Exercise instructions: What follows is a set of entries. Repeat them exactly, but not their pictures.
━━ Source data
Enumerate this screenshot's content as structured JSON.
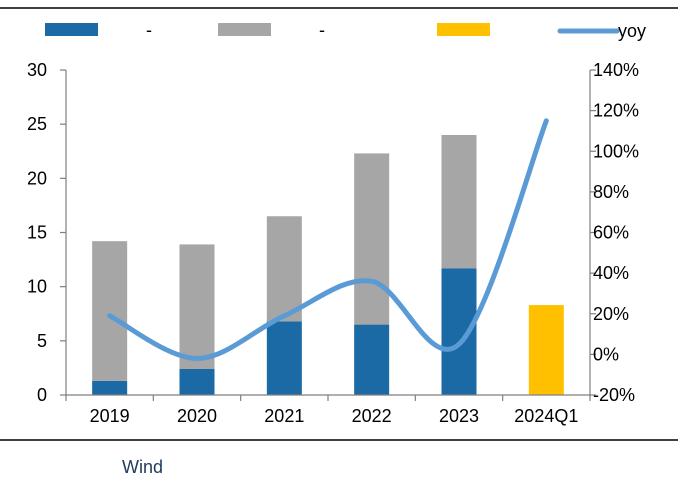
{
  "chart_data": {
    "type": "bar",
    "stacked": true,
    "categories": [
      "2019",
      "2020",
      "2021",
      "2022",
      "2023",
      "2024Q1"
    ],
    "series": [
      {
        "name": "-",
        "kind": "bar",
        "axis": "left",
        "color": "#1b6aa5",
        "values": [
          1.3,
          2.4,
          6.8,
          6.5,
          11.7,
          0
        ]
      },
      {
        "name": "-",
        "kind": "bar",
        "axis": "left",
        "color": "#a6a6a6",
        "values": [
          12.9,
          11.5,
          9.7,
          15.8,
          12.3,
          0
        ]
      },
      {
        "name": "",
        "kind": "bar",
        "axis": "left",
        "color": "#ffc000",
        "values": [
          0,
          0,
          0,
          0,
          0,
          8.3
        ]
      },
      {
        "name": "yoy",
        "kind": "line",
        "axis": "right",
        "color": "#5b9bd5",
        "values": [
          19,
          -2,
          19,
          36,
          5,
          115
        ]
      }
    ],
    "y_left": {
      "min": 0,
      "max": 30,
      "ticks": [
        "0",
        "5",
        "10",
        "15",
        "20",
        "25",
        "30"
      ]
    },
    "y_right": {
      "min": -20,
      "max": 140,
      "ticks": [
        "-20%",
        "0%",
        "20%",
        "40%",
        "60%",
        "80%",
        "100%",
        "120%",
        "140%"
      ]
    },
    "legend_position": "top",
    "grid": false,
    "source": "Wind"
  }
}
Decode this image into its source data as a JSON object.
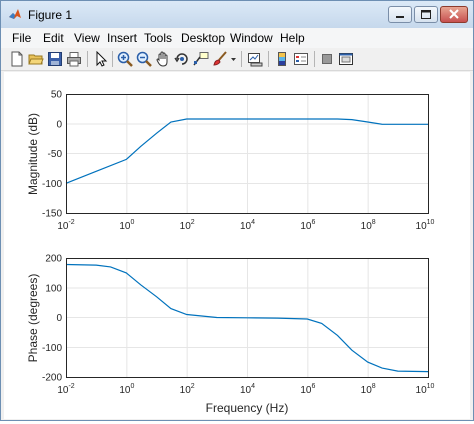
{
  "window": {
    "title": "Figure 1"
  },
  "menu": {
    "items": [
      "File",
      "Edit",
      "View",
      "Insert",
      "Tools",
      "Desktop",
      "Window",
      "Help"
    ]
  },
  "toolbar": {
    "icons": [
      "new-figure-icon",
      "open-file-icon",
      "save-icon",
      "print-icon",
      "edit-plot-icon",
      "zoom-in-icon",
      "zoom-out-icon",
      "pan-icon",
      "rotate-3d-icon",
      "data-cursor-icon",
      "brush-icon",
      "brush-dropdown-icon",
      "link-plot-icon",
      "insert-colorbar-icon",
      "insert-legend-icon",
      "hide-plot-tools-icon",
      "show-plot-tools-icon"
    ]
  },
  "colors": {
    "line": "#0072bd",
    "grid": "#e6e6e6",
    "axes": "#262626",
    "titlebar": "#c6d8ec"
  },
  "chart_data": [
    {
      "type": "line",
      "title": "",
      "xlabel": "",
      "ylabel": "Magnitude (dB)",
      "xscale": "log",
      "xlim": [
        0.01,
        10000000000
      ],
      "ylim": [
        -150,
        50
      ],
      "xticks": {
        "base": "10",
        "exponents": [
          "-2",
          "0",
          "2",
          "4",
          "6",
          "8",
          "10"
        ]
      },
      "yticks": [
        "50",
        "0",
        "-50",
        "-100",
        "-150"
      ],
      "grid": true,
      "series": [
        {
          "x": [
            0.01,
            0.1,
            1,
            3,
            10,
            30,
            100,
            1000,
            10000,
            100000,
            1000000,
            10000000,
            30000000,
            100000000,
            300000000,
            1000000000,
            10000000000
          ],
          "y": [
            -100,
            -80,
            -60,
            -38,
            -16,
            3,
            8,
            8,
            8,
            8,
            8,
            8,
            7,
            3,
            -1,
            -1,
            -1
          ]
        }
      ]
    },
    {
      "type": "line",
      "title": "",
      "xlabel": "Frequency (Hz)",
      "ylabel": "Phase (degrees)",
      "xscale": "log",
      "xlim": [
        0.01,
        10000000000
      ],
      "ylim": [
        -200,
        200
      ],
      "xticks": {
        "base": "10",
        "exponents": [
          "-2",
          "0",
          "2",
          "4",
          "6",
          "8",
          "10"
        ]
      },
      "yticks": [
        "200",
        "100",
        "0",
        "-100",
        "-200"
      ],
      "grid": true,
      "series": [
        {
          "x": [
            0.01,
            0.1,
            0.3,
            1,
            3,
            10,
            30,
            100,
            1000,
            10000,
            100000,
            1000000,
            3000000,
            10000000,
            30000000,
            100000000,
            300000000,
            1000000000,
            10000000000
          ],
          "y": [
            178,
            176,
            170,
            150,
            110,
            70,
            30,
            10,
            0,
            -1,
            -2,
            -5,
            -20,
            -60,
            -110,
            -150,
            -170,
            -180,
            -182
          ]
        }
      ]
    }
  ]
}
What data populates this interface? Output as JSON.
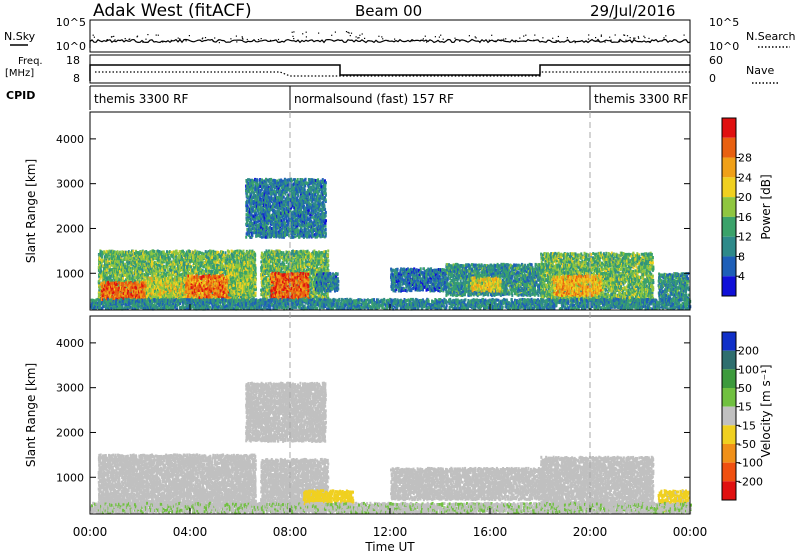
━━━━
Written response:
Enumerate this screenshot's content as structured JSON.
{
  "chart_data": {
    "type": "bar",
    "stacked": true,
    "categories": [
      "2019",
      "2020",
      "2021",
      "2022",
      "2023",
      "2024Q1"
    ],
    "series": [
      {
        "name": "-",
        "kind": "bar",
        "axis": "left",
        "color": "#1b6aa5",
        "values": [
          1.3,
          2.4,
          6.8,
          6.5,
          11.7,
          0
        ]
      },
      {
        "name": "-",
        "kind": "bar",
        "axis": "left",
        "color": "#a6a6a6",
        "values": [
          12.9,
          11.5,
          9.7,
          15.8,
          12.3,
          0
        ]
      },
      {
        "name": "",
        "kind": "bar",
        "axis": "left",
        "color": "#ffc000",
        "values": [
          0,
          0,
          0,
          0,
          0,
          8.3
        ]
      },
      {
        "name": "yoy",
        "kind": "line",
        "axis": "right",
        "color": "#5b9bd5",
        "values": [
          19,
          -2,
          19,
          36,
          5,
          115
        ]
      }
    ],
    "y_left": {
      "min": 0,
      "max": 30,
      "ticks": [
        "0",
        "5",
        "10",
        "15",
        "20",
        "25",
        "30"
      ]
    },
    "y_right": {
      "min": -20,
      "max": 140,
      "ticks": [
        "-20%",
        "0%",
        "20%",
        "40%",
        "60%",
        "80%",
        "100%",
        "120%",
        "140%"
      ]
    },
    "legend_position": "top",
    "grid": false,
    "source": "Wind"
  }
}
Decode this image into its source data as a JSON object.
{
  "window": {
    "title": "Figure 1"
  },
  "menu": {
    "items": [
      "File",
      "Edit",
      "View",
      "Insert",
      "Tools",
      "Desktop",
      "Window",
      "Help"
    ]
  },
  "toolbar": {
    "icons": [
      "new-figure-icon",
      "open-file-icon",
      "save-icon",
      "print-icon",
      "edit-plot-icon",
      "zoom-in-icon",
      "zoom-out-icon",
      "pan-icon",
      "rotate-3d-icon",
      "data-cursor-icon",
      "brush-icon",
      "brush-dropdown-icon",
      "link-plot-icon",
      "insert-colorbar-icon",
      "insert-legend-icon",
      "hide-plot-tools-icon",
      "show-plot-tools-icon"
    ]
  },
  "colors": {
    "line": "#0072bd",
    "grid": "#e6e6e6",
    "axes": "#262626",
    "titlebar": "#c6d8ec"
  },
  "chart_data": [
    {
      "type": "line",
      "title": "",
      "xlabel": "",
      "ylabel": "Magnitude (dB)",
      "xscale": "log",
      "xlim": [
        0.01,
        10000000000
      ],
      "ylim": [
        -150,
        50
      ],
      "xticks": {
        "base": "10",
        "exponents": [
          "-2",
          "0",
          "2",
          "4",
          "6",
          "8",
          "10"
        ]
      },
      "yticks": [
        "50",
        "0",
        "-50",
        "-100",
        "-150"
      ],
      "grid": true,
      "series": [
        {
          "x": [
            0.01,
            0.1,
            1,
            3,
            10,
            30,
            100,
            1000,
            10000,
            100000,
            1000000,
            10000000,
            30000000,
            100000000,
            300000000,
            1000000000,
            10000000000
          ],
          "y": [
            -100,
            -80,
            -60,
            -38,
            -16,
            3,
            8,
            8,
            8,
            8,
            8,
            8,
            7,
            3,
            -1,
            -1,
            -1
          ]
        }
      ]
    },
    {
      "type": "line",
      "title": "",
      "xlabel": "Frequency (Hz)",
      "ylabel": "Phase (degrees)",
      "xscale": "log",
      "xlim": [
        0.01,
        10000000000
      ],
      "ylim": [
        -200,
        200
      ],
      "xticks": {
        "base": "10",
        "exponents": [
          "-2",
          "0",
          "2",
          "4",
          "6",
          "8",
          "10"
        ]
      },
      "yticks": [
        "200",
        "100",
        "0",
        "-100",
        "-200"
      ],
      "grid": true,
      "series": [
        {
          "x": [
            0.01,
            0.1,
            0.3,
            1,
            3,
            10,
            30,
            100,
            1000,
            10000,
            100000,
            1000000,
            3000000,
            10000000,
            30000000,
            100000000,
            300000000,
            1000000000,
            10000000000
          ],
          "y": [
            178,
            176,
            170,
            150,
            110,
            70,
            30,
            10,
            0,
            -1,
            -2,
            -5,
            -20,
            -60,
            -110,
            -150,
            -170,
            -180,
            -182
          ]
        }
      ]
    }
  ]
}
What data populates this interface? Output as JSON.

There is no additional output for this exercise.